▶ [PROMPT] Pull out every line below that holds the word "bottom".

▶ [DATA SECTION]
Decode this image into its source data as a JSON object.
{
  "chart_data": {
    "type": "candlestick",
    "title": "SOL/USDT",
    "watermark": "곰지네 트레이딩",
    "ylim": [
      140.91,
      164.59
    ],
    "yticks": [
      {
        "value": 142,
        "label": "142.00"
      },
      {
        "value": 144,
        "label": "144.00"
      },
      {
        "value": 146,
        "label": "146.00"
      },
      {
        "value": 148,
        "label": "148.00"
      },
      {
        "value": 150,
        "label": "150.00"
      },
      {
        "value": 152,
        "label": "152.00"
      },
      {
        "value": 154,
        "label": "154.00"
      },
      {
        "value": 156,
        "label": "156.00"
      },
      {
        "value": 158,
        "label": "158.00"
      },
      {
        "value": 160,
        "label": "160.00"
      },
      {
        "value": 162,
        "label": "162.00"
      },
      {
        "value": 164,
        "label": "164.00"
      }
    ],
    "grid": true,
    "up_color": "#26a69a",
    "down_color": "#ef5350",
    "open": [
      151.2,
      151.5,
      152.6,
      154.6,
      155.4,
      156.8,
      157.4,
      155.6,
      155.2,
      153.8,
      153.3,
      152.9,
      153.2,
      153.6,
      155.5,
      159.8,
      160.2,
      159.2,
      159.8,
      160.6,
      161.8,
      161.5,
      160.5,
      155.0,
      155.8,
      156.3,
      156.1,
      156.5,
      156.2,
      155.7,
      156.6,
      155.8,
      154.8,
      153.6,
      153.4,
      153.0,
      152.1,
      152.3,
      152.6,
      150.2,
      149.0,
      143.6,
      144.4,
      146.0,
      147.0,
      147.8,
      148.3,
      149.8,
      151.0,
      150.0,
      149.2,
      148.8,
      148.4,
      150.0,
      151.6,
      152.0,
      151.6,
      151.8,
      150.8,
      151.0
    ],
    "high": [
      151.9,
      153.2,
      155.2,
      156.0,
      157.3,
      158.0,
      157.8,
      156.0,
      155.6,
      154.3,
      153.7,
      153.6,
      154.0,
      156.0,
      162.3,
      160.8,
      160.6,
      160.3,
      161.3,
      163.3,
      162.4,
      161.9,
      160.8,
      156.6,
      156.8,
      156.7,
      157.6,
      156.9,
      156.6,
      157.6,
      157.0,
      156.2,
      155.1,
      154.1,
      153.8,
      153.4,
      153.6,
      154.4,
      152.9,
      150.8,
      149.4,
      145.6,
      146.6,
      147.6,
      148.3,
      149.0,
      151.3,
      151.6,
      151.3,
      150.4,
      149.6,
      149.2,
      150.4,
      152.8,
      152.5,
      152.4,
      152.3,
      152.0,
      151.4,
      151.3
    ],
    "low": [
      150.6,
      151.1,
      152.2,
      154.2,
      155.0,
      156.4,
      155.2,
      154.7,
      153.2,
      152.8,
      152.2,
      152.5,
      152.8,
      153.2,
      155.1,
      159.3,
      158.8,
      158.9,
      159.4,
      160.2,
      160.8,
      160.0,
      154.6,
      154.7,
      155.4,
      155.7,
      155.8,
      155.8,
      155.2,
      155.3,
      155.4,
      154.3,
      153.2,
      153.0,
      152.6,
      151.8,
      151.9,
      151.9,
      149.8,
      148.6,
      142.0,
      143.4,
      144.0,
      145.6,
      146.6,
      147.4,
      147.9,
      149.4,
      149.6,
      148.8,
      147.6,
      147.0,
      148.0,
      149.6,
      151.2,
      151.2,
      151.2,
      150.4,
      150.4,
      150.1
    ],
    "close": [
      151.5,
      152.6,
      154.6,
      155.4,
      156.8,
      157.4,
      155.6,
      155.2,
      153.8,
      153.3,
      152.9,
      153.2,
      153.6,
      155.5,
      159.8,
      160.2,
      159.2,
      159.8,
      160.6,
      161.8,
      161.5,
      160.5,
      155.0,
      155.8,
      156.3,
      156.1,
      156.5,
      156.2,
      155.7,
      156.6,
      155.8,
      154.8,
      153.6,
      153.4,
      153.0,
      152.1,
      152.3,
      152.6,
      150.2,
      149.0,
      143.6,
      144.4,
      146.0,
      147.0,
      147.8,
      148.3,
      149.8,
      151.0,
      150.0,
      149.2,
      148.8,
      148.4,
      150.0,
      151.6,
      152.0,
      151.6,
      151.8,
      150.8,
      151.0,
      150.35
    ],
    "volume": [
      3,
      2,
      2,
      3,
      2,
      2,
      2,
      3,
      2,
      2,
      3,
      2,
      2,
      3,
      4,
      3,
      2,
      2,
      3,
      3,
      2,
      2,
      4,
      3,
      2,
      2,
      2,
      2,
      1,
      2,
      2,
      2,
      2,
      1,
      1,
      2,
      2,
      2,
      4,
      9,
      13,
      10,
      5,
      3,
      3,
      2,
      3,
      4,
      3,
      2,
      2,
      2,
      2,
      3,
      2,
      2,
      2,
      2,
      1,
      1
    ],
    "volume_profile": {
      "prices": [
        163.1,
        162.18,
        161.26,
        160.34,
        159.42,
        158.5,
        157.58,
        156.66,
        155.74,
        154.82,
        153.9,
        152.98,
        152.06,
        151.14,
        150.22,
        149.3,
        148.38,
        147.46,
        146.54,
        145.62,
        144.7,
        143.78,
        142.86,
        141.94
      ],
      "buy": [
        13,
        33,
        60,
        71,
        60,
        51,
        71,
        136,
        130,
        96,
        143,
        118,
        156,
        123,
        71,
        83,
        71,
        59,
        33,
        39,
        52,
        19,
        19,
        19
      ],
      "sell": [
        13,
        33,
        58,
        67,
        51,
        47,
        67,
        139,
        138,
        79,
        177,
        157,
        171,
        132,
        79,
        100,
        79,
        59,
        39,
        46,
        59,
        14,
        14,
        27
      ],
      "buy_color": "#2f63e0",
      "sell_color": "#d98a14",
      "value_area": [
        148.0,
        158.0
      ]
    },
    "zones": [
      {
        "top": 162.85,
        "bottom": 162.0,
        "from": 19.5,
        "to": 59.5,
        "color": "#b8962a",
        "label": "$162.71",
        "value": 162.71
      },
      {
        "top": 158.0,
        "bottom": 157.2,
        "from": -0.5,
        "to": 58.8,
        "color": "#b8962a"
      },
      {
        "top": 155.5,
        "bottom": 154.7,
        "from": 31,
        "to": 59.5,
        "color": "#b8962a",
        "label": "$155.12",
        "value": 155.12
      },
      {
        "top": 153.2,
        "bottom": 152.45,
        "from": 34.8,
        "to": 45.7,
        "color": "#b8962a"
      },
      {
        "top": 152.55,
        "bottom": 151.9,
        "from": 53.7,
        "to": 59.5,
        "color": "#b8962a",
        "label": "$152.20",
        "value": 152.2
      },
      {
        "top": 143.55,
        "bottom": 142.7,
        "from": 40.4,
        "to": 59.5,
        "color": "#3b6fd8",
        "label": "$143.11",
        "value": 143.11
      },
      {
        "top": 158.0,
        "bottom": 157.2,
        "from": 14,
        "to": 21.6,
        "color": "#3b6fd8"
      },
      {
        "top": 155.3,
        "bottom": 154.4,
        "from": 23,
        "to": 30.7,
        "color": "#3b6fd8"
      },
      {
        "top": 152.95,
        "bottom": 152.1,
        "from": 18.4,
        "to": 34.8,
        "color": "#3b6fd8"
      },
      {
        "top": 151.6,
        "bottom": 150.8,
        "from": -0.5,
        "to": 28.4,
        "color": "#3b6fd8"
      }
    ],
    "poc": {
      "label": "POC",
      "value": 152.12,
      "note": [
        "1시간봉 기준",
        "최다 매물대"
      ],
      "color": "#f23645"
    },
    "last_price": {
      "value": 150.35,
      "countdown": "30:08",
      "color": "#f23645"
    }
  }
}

▶ [WRITTEN RESPONSE]
        "bottom": 162.0,
        "bottom": 157.2,
        "bottom": 154.7,
        "bottom": 152.45,
        "bottom": 151.9,
        "bottom": 142.7,
        "bottom": 157.2,
        "bottom": 154.4,
        "bottom": 152.1,
        "bottom": 150.8,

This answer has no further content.